»»

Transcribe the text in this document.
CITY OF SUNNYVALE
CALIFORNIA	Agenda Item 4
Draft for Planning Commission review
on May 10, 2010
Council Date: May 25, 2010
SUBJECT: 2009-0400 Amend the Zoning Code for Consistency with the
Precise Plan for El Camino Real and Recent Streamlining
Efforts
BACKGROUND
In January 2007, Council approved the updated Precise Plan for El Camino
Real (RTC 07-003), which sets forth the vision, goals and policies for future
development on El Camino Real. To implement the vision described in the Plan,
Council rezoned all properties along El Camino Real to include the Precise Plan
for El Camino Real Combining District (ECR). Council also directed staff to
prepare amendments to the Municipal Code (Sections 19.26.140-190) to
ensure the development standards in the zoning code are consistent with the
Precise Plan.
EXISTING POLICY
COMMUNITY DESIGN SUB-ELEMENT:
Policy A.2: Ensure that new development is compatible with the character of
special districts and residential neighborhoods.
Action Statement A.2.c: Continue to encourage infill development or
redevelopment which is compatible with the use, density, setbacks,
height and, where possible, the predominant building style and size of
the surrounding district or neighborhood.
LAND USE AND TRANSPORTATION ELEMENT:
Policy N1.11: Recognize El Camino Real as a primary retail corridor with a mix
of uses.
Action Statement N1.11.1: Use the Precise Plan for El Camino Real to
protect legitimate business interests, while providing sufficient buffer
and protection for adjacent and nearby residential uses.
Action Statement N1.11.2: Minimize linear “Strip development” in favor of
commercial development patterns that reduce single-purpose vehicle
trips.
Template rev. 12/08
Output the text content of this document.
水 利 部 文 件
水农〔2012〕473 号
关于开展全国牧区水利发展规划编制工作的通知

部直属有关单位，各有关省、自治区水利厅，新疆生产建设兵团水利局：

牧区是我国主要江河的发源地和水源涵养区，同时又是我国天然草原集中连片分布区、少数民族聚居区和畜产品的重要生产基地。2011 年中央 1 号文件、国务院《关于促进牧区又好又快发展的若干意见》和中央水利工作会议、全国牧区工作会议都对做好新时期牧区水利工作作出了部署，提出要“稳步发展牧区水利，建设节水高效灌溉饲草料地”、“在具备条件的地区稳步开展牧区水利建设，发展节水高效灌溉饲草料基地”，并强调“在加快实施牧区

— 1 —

««

#### Stated problem:
Reproduce only the lines between the line containing "Output the text content of this document." and the last line of the records, those two lines included, exactly.

#### Answer:
Output the text content of this document.
水 利 部 文 件
水农〔2012〕473 号
关于开展全国牧区水利发展规划编制工作的通知

部直属有关单位，各有关省、自治区水利厅，新疆生产建设兵团水利局：

牧区是我国主要江河的发源地和水源涵养区，同时又是我国天然草原集中连片分布区、少数民族聚居区和畜产品的重要生产基地。2011 年中央 1 号文件、国务院《关于促进牧区又好又快发展的若干意见》和中央水利工作会议、全国牧区工作会议都对做好新时期牧区水利工作作出了部署，提出要“稳步发展牧区水利，建设节水高效灌溉饲草料地”、“在具备条件的地区稳步开展牧区水利建设，发展节水高效灌溉饲草料基地”，并强调“在加快实施牧区

— 1 —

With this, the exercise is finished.